Reproduce the material below line for line, changing no character.

-- begin Given entries --

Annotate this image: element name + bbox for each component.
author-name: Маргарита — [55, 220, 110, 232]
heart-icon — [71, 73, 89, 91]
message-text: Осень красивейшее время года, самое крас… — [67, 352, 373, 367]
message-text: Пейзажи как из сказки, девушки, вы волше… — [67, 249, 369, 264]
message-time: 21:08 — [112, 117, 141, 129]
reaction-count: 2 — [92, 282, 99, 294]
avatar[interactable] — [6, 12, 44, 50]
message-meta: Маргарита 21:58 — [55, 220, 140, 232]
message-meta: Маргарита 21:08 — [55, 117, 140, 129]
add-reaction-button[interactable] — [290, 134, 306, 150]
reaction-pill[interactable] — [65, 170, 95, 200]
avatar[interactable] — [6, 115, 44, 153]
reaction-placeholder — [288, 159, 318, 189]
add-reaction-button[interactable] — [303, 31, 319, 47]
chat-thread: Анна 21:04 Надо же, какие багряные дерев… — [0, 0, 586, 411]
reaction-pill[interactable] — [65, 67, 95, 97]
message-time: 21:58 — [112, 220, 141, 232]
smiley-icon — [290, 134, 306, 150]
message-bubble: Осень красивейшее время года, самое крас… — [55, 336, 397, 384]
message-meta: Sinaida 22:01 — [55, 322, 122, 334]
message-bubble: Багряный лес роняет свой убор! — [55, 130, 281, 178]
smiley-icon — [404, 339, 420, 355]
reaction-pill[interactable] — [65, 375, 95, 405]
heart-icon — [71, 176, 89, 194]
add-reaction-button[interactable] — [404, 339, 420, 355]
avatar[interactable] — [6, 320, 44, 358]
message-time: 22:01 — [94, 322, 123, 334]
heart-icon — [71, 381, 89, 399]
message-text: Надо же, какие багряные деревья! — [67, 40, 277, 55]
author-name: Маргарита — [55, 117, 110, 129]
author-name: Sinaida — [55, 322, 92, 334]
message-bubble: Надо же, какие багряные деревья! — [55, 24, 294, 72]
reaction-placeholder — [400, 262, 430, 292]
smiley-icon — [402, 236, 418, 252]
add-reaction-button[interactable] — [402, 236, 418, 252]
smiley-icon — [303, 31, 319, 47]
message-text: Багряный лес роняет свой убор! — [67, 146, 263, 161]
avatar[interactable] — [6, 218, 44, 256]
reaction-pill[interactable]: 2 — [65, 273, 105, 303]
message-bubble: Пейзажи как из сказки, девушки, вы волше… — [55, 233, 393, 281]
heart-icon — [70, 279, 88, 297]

-- end Given entries --

§ The response
Annotate this image: element name + bbox for each component.
author-name: Маргарита — [55, 220, 110, 232]
heart-icon — [71, 73, 89, 91]
message-text: Осень красивейшее время года, самое крас… — [67, 352, 373, 367]
message-text: Пейзажи как из сказки, девушки, вы волше… — [67, 249, 369, 264]
message-time: 21:08 — [112, 117, 141, 129]
reaction-count: 2 — [92, 282, 99, 294]
avatar[interactable] — [6, 12, 44, 50]
message-meta: Маргарита 21:58 — [55, 220, 140, 232]
message-meta: Маргарита 21:08 — [55, 117, 140, 129]
add-reaction-button[interactable] — [290, 134, 306, 150]
reaction-pill[interactable] — [65, 170, 95, 200]
avatar[interactable] — [6, 115, 44, 153]
reaction-placeholder — [288, 159, 318, 189]
add-reaction-button[interactable] — [303, 31, 319, 47]
chat-thread: Анна 21:04 Надо же, какие багряные дерев… — [0, 0, 586, 411]
reaction-pill[interactable] — [65, 67, 95, 97]
message-time: 21:58 — [112, 220, 141, 232]
smiley-icon — [290, 134, 306, 150]
message-bubble: Осень красивейшее время года, самое крас… — [55, 336, 397, 384]
message-meta: Sinaida 22:01 — [55, 322, 122, 334]
message-bubble: Багряный лес роняет свой убор! — [55, 130, 281, 178]
smiley-icon — [404, 339, 420, 355]
reaction-pill[interactable] — [65, 375, 95, 405]
heart-icon — [71, 176, 89, 194]
add-reaction-button[interactable] — [404, 339, 420, 355]
avatar[interactable] — [6, 320, 44, 358]
message-time: 22:01 — [94, 322, 123, 334]
heart-icon — [71, 381, 89, 399]
message-text: Надо же, какие багряные деревья! — [67, 40, 277, 55]
author-name: Маргарита — [55, 117, 110, 129]
author-name: Sinaida — [55, 322, 92, 334]
message-bubble: Надо же, какие багряные деревья! — [55, 24, 294, 72]
reaction-placeholder — [400, 262, 430, 292]
smiley-icon — [402, 236, 418, 252]
add-reaction-button[interactable] — [402, 236, 418, 252]
smiley-icon — [303, 31, 319, 47]
message-text: Багряный лес роняет свой убор! — [67, 146, 263, 161]
avatar[interactable] — [6, 218, 44, 256]
reaction-pill[interactable]: 2 — [65, 273, 105, 303]
message-bubble: Пейзажи как из сказки, девушки, вы волше… — [55, 233, 393, 281]
heart-icon — [70, 279, 88, 297]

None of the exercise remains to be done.